**Work required**: Leave the pictures out. Return all other data exactly.

--- START OF Entries ---

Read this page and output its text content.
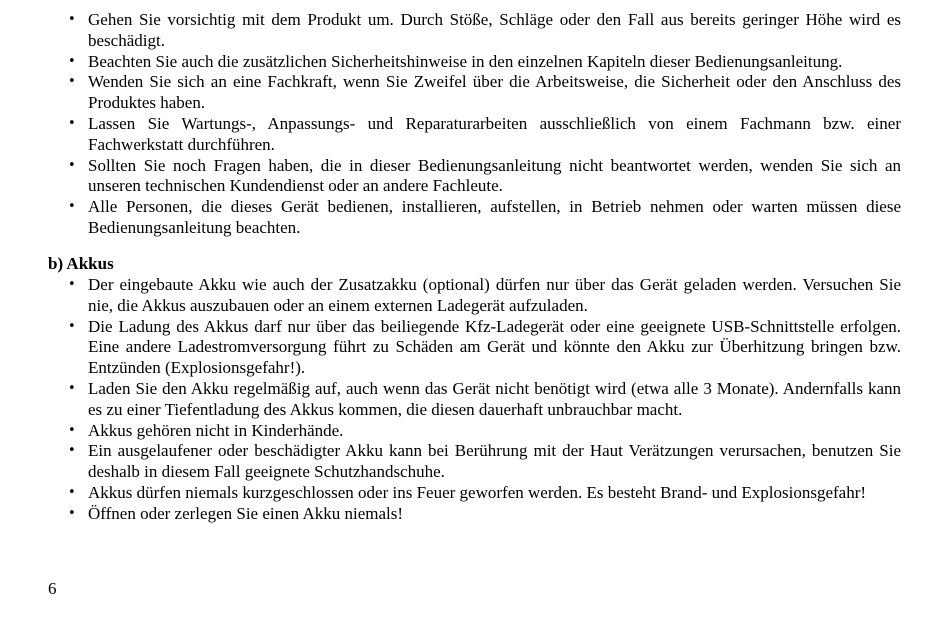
• Gehen Sie vorsichtig mit dem Produkt um. Durch Stöße, Schläge oder den Fall aus bereits geringer Höhe wird es beschädigt.
• Beachten Sie auch die zusätzlichen Sicherheitshinweise in den einzelnen Kapiteln dieser Bedienungsanleitung.
• Wenden Sie sich an eine Fachkraft, wenn Sie Zweifel über die Arbeitsweise, die Sicherheit oder den Anschluss des Produktes haben.
• Lassen Sie Wartungs-, Anpassungs- und Reparaturarbeiten ausschließlich von einem Fachmann bzw. einer Fachwerkstatt durchführen.
• Sollten Sie noch Fragen haben, die in dieser Bedienungsanleitung nicht beantwortet werden, wenden Sie sich an unseren technischen Kundendienst oder an andere Fachleute.
• Alle Personen, die dieses Gerät bedienen, installieren, aufstellen, in Betrieb nehmen oder warten müssen diese Bedienungsanleitung beachten.
b) Akkus
• Der eingebaute Akku wie auch der Zusatzakku (optional) dürfen nur über das Gerät geladen werden. Versuchen Sie nie, die Akkus auszubauen oder an einem externen Ladegerät aufzuladen.
• Die Ladung des Akkus darf nur über das beiliegende Kfz-Ladegerät oder eine geeignete USB-Schnittstelle erfolgen. Eine andere Ladestromversorgung führt zu Schäden am Gerät und könnte den Akku zur Überhitzung bringen bzw. Entzünden (Explosionsgefahr!).
• Laden Sie den Akku regelmäßig auf, auch wenn das Gerät nicht benötigt wird (etwa alle 3 Monate). Andernfalls kann es zu einer Tiefentladung des Akkus kommen, die diesen dauerhaft unbrauchbar macht.
• Akkus gehören nicht in Kinderhände.
• Ein ausgelaufener oder beschädigter Akku kann bei Berührung mit der Haut Verätzungen verursachen, benutzen Sie deshalb in diesem Fall geeignete Schutzhandschuhe.
• Akkus dürfen niemals kurzgeschlossen oder ins Feuer geworfen werden. Es besteht Brand- und Explosionsgefahr!
• Öffnen oder zerlegen Sie einen Akku niemals!

6
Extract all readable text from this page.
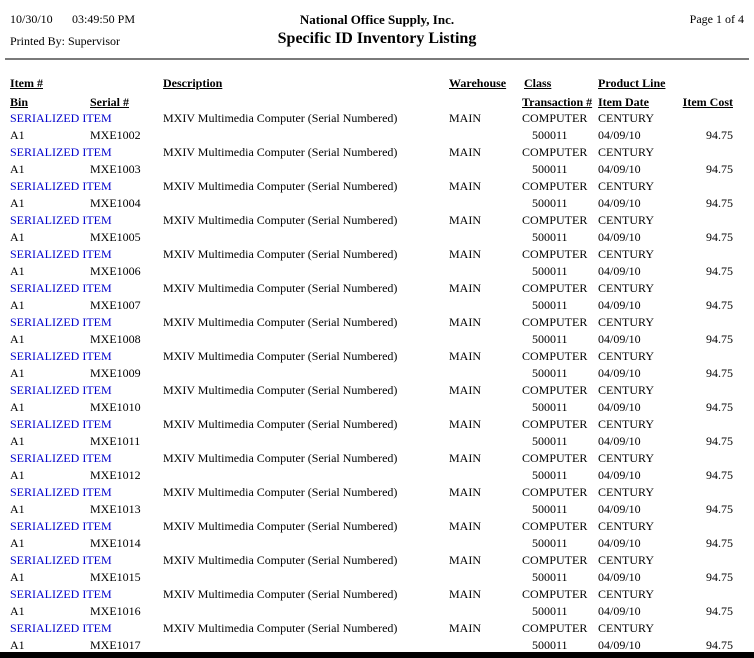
10/30/10 03:49:50 PM	National Office Supply, Inc.	Page 1 of 4
Printed By: Supervisor	Specific ID Inventory Listing
Item #	Description	Warehouse Class	Product Line
Bin	Serial #	Transaction # Item Date	Item Cost
SERIALIZED ITEM	MXIV Multimedia Computer (Serial Numbered)	MAIN	COMPUTER CENTURY
A1	MXE1002	500011	04/09/10	94.75
SERIALIZED ITEM	MXIV Multimedia Computer (Serial Numbered)	MAIN	COMPUTER CENTURY
A1	MXE1003	500011	04/09/10	94.75
SERIALIZED ITEM	MXIV Multimedia Computer (Serial Numbered)	MAIN	COMPUTER CENTURY
A1	MXE1004	500011	04/09/10	94.75
SERIALIZED ITEM	MXIV Multimedia Computer (Serial Numbered)	MAIN	COMPUTER CENTURY
A1	MXE1005	500011	04/09/10	94.75
SERIALIZED ITEM	MXIV Multimedia Computer (Serial Numbered)	MAIN	COMPUTER CENTURY
A1	MXE1006	500011	04/09/10	94.75
SERIALIZED ITEM	MXIV Multimedia Computer (Serial Numbered)	MAIN	COMPUTER CENTURY
A1	MXE1007	500011	04/09/10	94.75
SERIALIZED ITEM	MXIV Multimedia Computer (Serial Numbered)	MAIN	COMPUTER CENTURY
A1	MXE1008	500011	04/09/10	94.75
SERIALIZED ITEM	MXIV Multimedia Computer (Serial Numbered)	MAIN	COMPUTER CENTURY
A1	MXE1009	500011	04/09/10	94.75
SERIALIZED ITEM	MXIV Multimedia Computer (Serial Numbered)	MAIN	COMPUTER CENTURY
A1	MXE1010	500011	04/09/10	94.75
SERIALIZED ITEM	MXIV Multimedia Computer (Serial Numbered)	MAIN	COMPUTER CENTURY
A1	MXE1011	500011	04/09/10	94.75
SERIALIZED ITEM	MXIV Multimedia Computer (Serial Numbered)	MAIN	COMPUTER CENTURY
A1	MXE1012	500011	04/09/10	94.75
SERIALIZED ITEM	MXIV Multimedia Computer (Serial Numbered)	MAIN	COMPUTER CENTURY
A1	MXE1013	500011	04/09/10	94.75
SERIALIZED ITEM	MXIV Multimedia Computer (Serial Numbered)	MAIN	COMPUTER CENTURY
A1	MXE1014	500011	04/09/10	94.75
SERIALIZED ITEM	MXIV Multimedia Computer (Serial Numbered)	MAIN	COMPUTER CENTURY
A1	MXE1015	500011	04/09/10	94.75
SERIALIZED ITEM	MXIV Multimedia Computer (Serial Numbered)	MAIN	COMPUTER CENTURY
A1	MXE1016	500011	04/09/10	94.75
SERIALIZED ITEM	MXIV Multimedia Computer (Serial Numbered)	MAIN	COMPUTER CENTURY
A1	MXE1017	500011	04/09/10	94.75
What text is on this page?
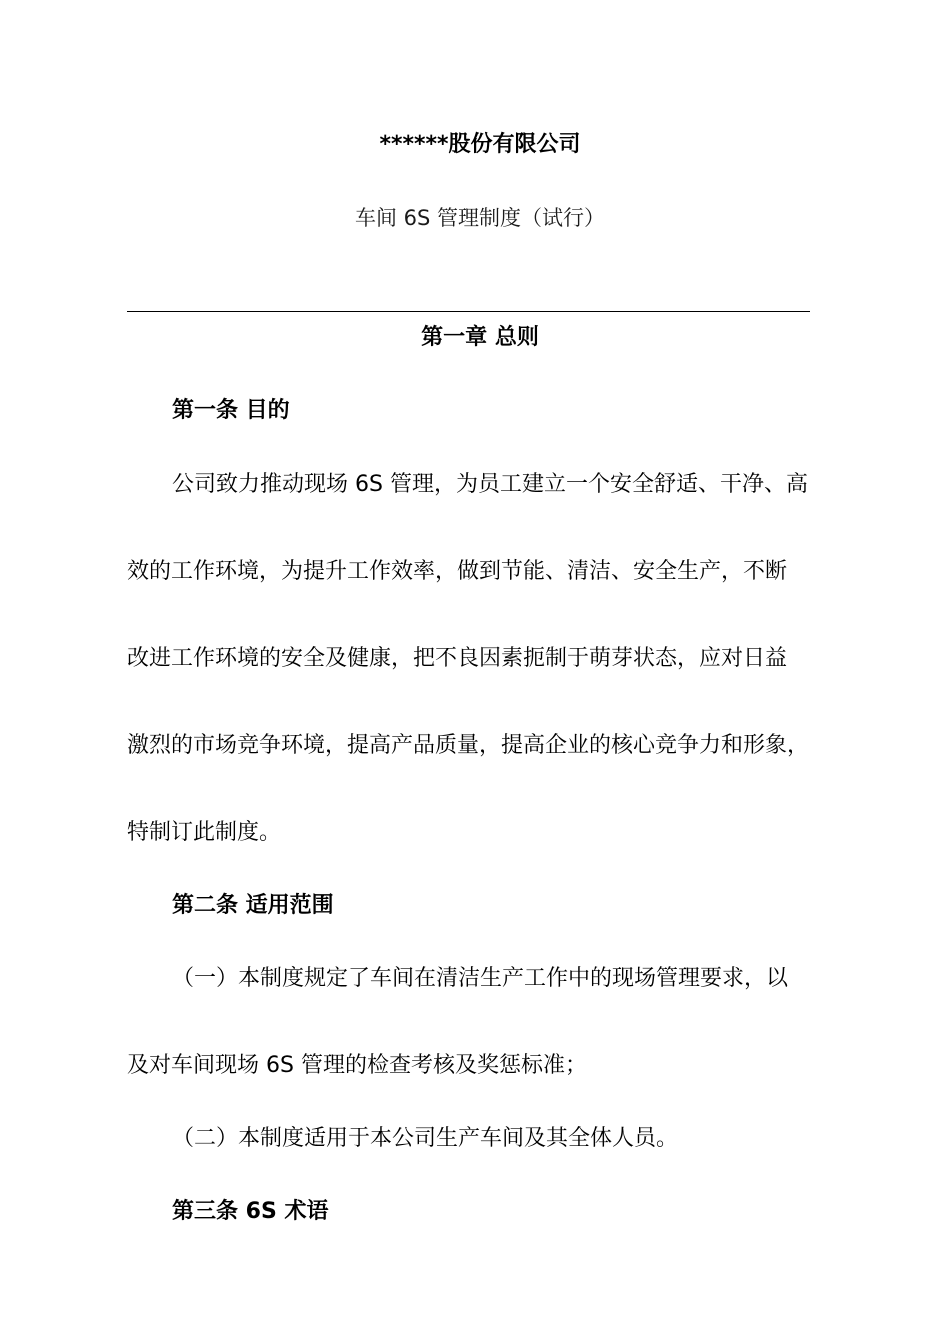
******股份有限公司
车间 6S 管理制度（试行）
第一章 总则
第一条 目的
公司致力推动现场 6S 管理，为员工建立一个安全舒适、干净、高
效的工作环境，为提升工作效率，做到节能、清洁、安全生产，不断
改进工作环境的安全及健康，把不良因素扼制于萌芽状态，应对日益
激烈的市场竞争环境，提高产品质量，提高企业的核心竞争力和形象，
特制订此制度。
第二条 适用范围
（一）本制度规定了车间在清洁生产工作中的现场管理要求，以
及对车间现场 6S 管理的检查考核及奖惩标准；
（二）本制度适用于本公司生产车间及其全体人员。
第三条 6S 术语
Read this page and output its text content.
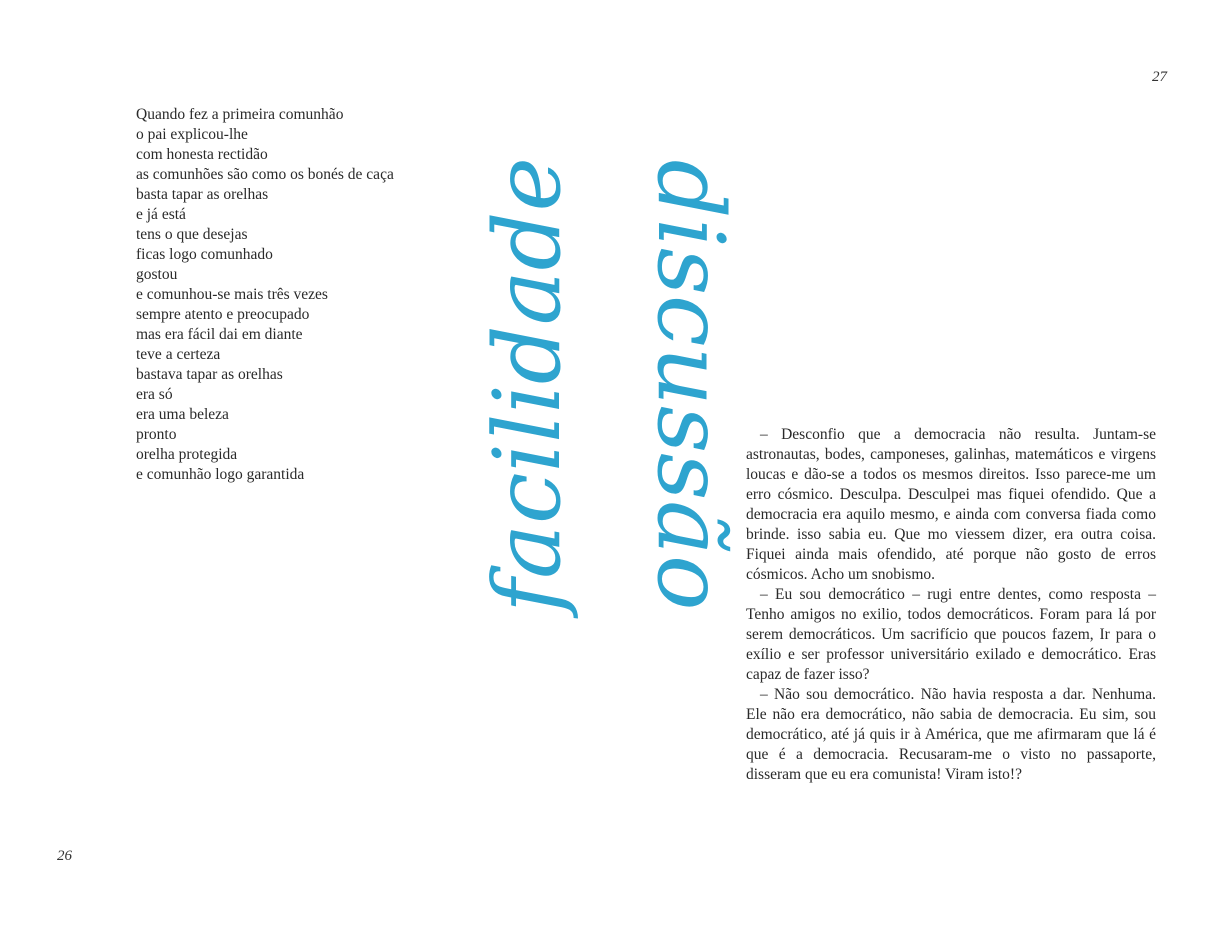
26
27
Quando fez a primeira comunhão
o pai explicou-lhe
com honesta rectidão
as comunhões são como os bonés de caça
basta tapar as orelhas
e já está
tens o que desejas
ficas logo comunhado
gostou
e comunhou-se mais três vezes
sempre atento e preocupado
mas era fácil dai em diante
teve a certeza
bastava tapar as orelhas
era só
era uma beleza
pronto
orelha protegida
e comunhão logo garantida	facilidade discussão	– Desconfio que a democracia não resulta. Juntam-se astronautas, bodes, camponeses, galinhas, matemáticos e virgens loucas e dão-se a todos os mesmos direitos. Isso parece-me um erro cósmico. Desculpa. Desculpei mas fiquei ofendido. Que a democracia era aquilo mesmo, e ainda com conversa fiada como brinde. isso sabia eu. Que mo viessem dizer, era outra coisa. Fiquei ainda mais ofendido, até porque não gosto de erros cósmicos. Acho um snobismo.

– Eu sou democrático – rugi entre dentes, como resposta – Tenho amigos no exilio, todos democráticos. Foram para lá por serem democráticos. Um sacrifício que poucos fazem, Ir para o exílio e ser professor universitário exilado e democrático. Eras capaz de fazer isso?

– Não sou democrático. Não havia resposta a dar. Nenhuma. Ele não era democrático, não sabia de democracia. Eu sim, sou democrático, até já quis ir à América, que me afirmaram que lá é que é a democracia. Recusaram-me o visto no passaporte, disseram que eu era comunista! Viram isto!?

--- END OF Entries ---

**Solved problem**:
Read this page and output its text content.
• Gehen Sie vorsichtig mit dem Produkt um. Durch Stöße, Schläge oder den Fall aus bereits geringer Höhe wird es beschädigt.
• Beachten Sie auch die zusätzlichen Sicherheitshinweise in den einzelnen Kapiteln dieser Bedienungsanleitung.
• Wenden Sie sich an eine Fachkraft, wenn Sie Zweifel über die Arbeitsweise, die Sicherheit oder den Anschluss des Produktes haben.
• Lassen Sie Wartungs-, Anpassungs- und Reparaturarbeiten ausschließlich von einem Fachmann bzw. einer Fachwerkstatt durchführen.
• Sollten Sie noch Fragen haben, die in dieser Bedienungsanleitung nicht beantwortet werden, wenden Sie sich an unseren technischen Kundendienst oder an andere Fachleute.
• Alle Personen, die dieses Gerät bedienen, installieren, aufstellen, in Betrieb nehmen oder warten müssen diese Bedienungsanleitung beachten.
b) Akkus
• Der eingebaute Akku wie auch der Zusatzakku (optional) dürfen nur über das Gerät geladen werden. Versuchen Sie nie, die Akkus auszubauen oder an einem externen Ladegerät aufzuladen.
• Die Ladung des Akkus darf nur über das beiliegende Kfz-Ladegerät oder eine geeignete USB-Schnittstelle erfolgen. Eine andere Ladestromversorgung führt zu Schäden am Gerät und könnte den Akku zur Überhitzung bringen bzw. Entzünden (Explosionsgefahr!).
• Laden Sie den Akku regelmäßig auf, auch wenn das Gerät nicht benötigt wird (etwa alle 3 Monate). Andernfalls kann es zu einer Tiefentladung des Akkus kommen, die diesen dauerhaft unbrauchbar macht.
• Akkus gehören nicht in Kinderhände.
• Ein ausgelaufener oder beschädigter Akku kann bei Berührung mit der Haut Verätzungen verursachen, benutzen Sie deshalb in diesem Fall geeignete Schutzhandschuhe.
• Akkus dürfen niemals kurzgeschlossen oder ins Feuer geworfen werden. Es besteht Brand- und Explosionsgefahr!
• Öffnen oder zerlegen Sie einen Akku niemals!

6
Extract all readable text from this page.
10/30/10 03:49:50 PM	National Office Supply, Inc.	Page 1 of 4
Printed By: Supervisor	Specific ID Inventory Listing
Item #	Description	Warehouse Class	Product Line
Bin	Serial #	Transaction # Item Date	Item Cost
SERIALIZED ITEM	MXIV Multimedia Computer (Serial Numbered)	MAIN	COMPUTER CENTURY
A1	MXE1002	500011	04/09/10	94.75
SERIALIZED ITEM	MXIV Multimedia Computer (Serial Numbered)	MAIN	COMPUTER CENTURY
A1	MXE1003	500011	04/09/10	94.75
SERIALIZED ITEM	MXIV Multimedia Computer (Serial Numbered)	MAIN	COMPUTER CENTURY
A1	MXE1004	500011	04/09/10	94.75
SERIALIZED ITEM	MXIV Multimedia Computer (Serial Numbered)	MAIN	COMPUTER CENTURY
A1	MXE1005	500011	04/09/10	94.75
SERIALIZED ITEM	MXIV Multimedia Computer (Serial Numbered)	MAIN	COMPUTER CENTURY
A1	MXE1006	500011	04/09/10	94.75
SERIALIZED ITEM	MXIV Multimedia Computer (Serial Numbered)	MAIN	COMPUTER CENTURY
A1	MXE1007	500011	04/09/10	94.75
SERIALIZED ITEM	MXIV Multimedia Computer (Serial Numbered)	MAIN	COMPUTER CENTURY
A1	MXE1008	500011	04/09/10	94.75
SERIALIZED ITEM	MXIV Multimedia Computer (Serial Numbered)	MAIN	COMPUTER CENTURY
A1	MXE1009	500011	04/09/10	94.75
SERIALIZED ITEM	MXIV Multimedia Computer (Serial Numbered)	MAIN	COMPUTER CENTURY
A1	MXE1010	500011	04/09/10	94.75
SERIALIZED ITEM	MXIV Multimedia Computer (Serial Numbered)	MAIN	COMPUTER CENTURY
A1	MXE1011	500011	04/09/10	94.75
SERIALIZED ITEM	MXIV Multimedia Computer (Serial Numbered)	MAIN	COMPUTER CENTURY
A1	MXE1012	500011	04/09/10	94.75
SERIALIZED ITEM	MXIV Multimedia Computer (Serial Numbered)	MAIN	COMPUTER CENTURY
A1	MXE1013	500011	04/09/10	94.75
SERIALIZED ITEM	MXIV Multimedia Computer (Serial Numbered)	MAIN	COMPUTER CENTURY
A1	MXE1014	500011	04/09/10	94.75
SERIALIZED ITEM	MXIV Multimedia Computer (Serial Numbered)	MAIN	COMPUTER CENTURY
A1	MXE1015	500011	04/09/10	94.75
SERIALIZED ITEM	MXIV Multimedia Computer (Serial Numbered)	MAIN	COMPUTER CENTURY
A1	MXE1016	500011	04/09/10	94.75
SERIALIZED ITEM	MXIV Multimedia Computer (Serial Numbered)	MAIN	COMPUTER CENTURY
A1	MXE1017	500011	04/09/10	94.75
What text is on this page?
******股份有限公司
车间 6S 管理制度（试行）
第一章 总则
第一条 目的
公司致力推动现场 6S 管理，为员工建立一个安全舒适、干净、高
效的工作环境，为提升工作效率，做到节能、清洁、安全生产，不断
改进工作环境的安全及健康，把不良因素扼制于萌芽状态，应对日益
激烈的市场竞争环境，提高产品质量，提高企业的核心竞争力和形象，
特制订此制度。
第二条 适用范围
（一）本制度规定了车间在清洁生产工作中的现场管理要求，以
及对车间现场 6S 管理的检查考核及奖惩标准；
（二）本制度适用于本公司生产车间及其全体人员。
第三条 6S 术语
Read this page and output its text content.
26
27
Quando fez a primeira comunhão
o pai explicou-lhe
com honesta rectidão
as comunhões são como os bonés de caça
basta tapar as orelhas
e já está
tens o que desejas
ficas logo comunhado
gostou
e comunhou-se mais três vezes
sempre atento e preocupado
mas era fácil dai em diante
teve a certeza
bastava tapar as orelhas
era só
era uma beleza
pronto
orelha protegida
e comunhão logo garantida	facilidade discussão	– Desconfio que a democracia não resulta. Juntam-se astronautas, bodes, camponeses, galinhas, matemáticos e virgens loucas e dão-se a todos os mesmos direitos. Isso parece-me um erro cósmico. Desculpa. Desculpei mas fiquei ofendido. Que a democracia era aquilo mesmo, e ainda com conversa fiada como brinde. isso sabia eu. Que mo viessem dizer, era outra coisa. Fiquei ainda mais ofendido, até porque não gosto de erros cósmicos. Acho um snobismo.

– Eu sou democrático – rugi entre dentes, como resposta – Tenho amigos no exilio, todos democráticos. Foram para lá por serem democráticos. Um sacrifício que poucos fazem, Ir para o exílio e ser professor universitário exilado e democrático. Eras capaz de fazer isso?

– Não sou democrático. Não havia resposta a dar. Nenhuma. Ele não era democrático, não sabia de democracia. Eu sim, sou democrático, até já quis ir à América, que me afirmaram que lá é que é a democracia. Recusaram-me o visto no passaporte, disseram que eu era comunista! Viram isto!?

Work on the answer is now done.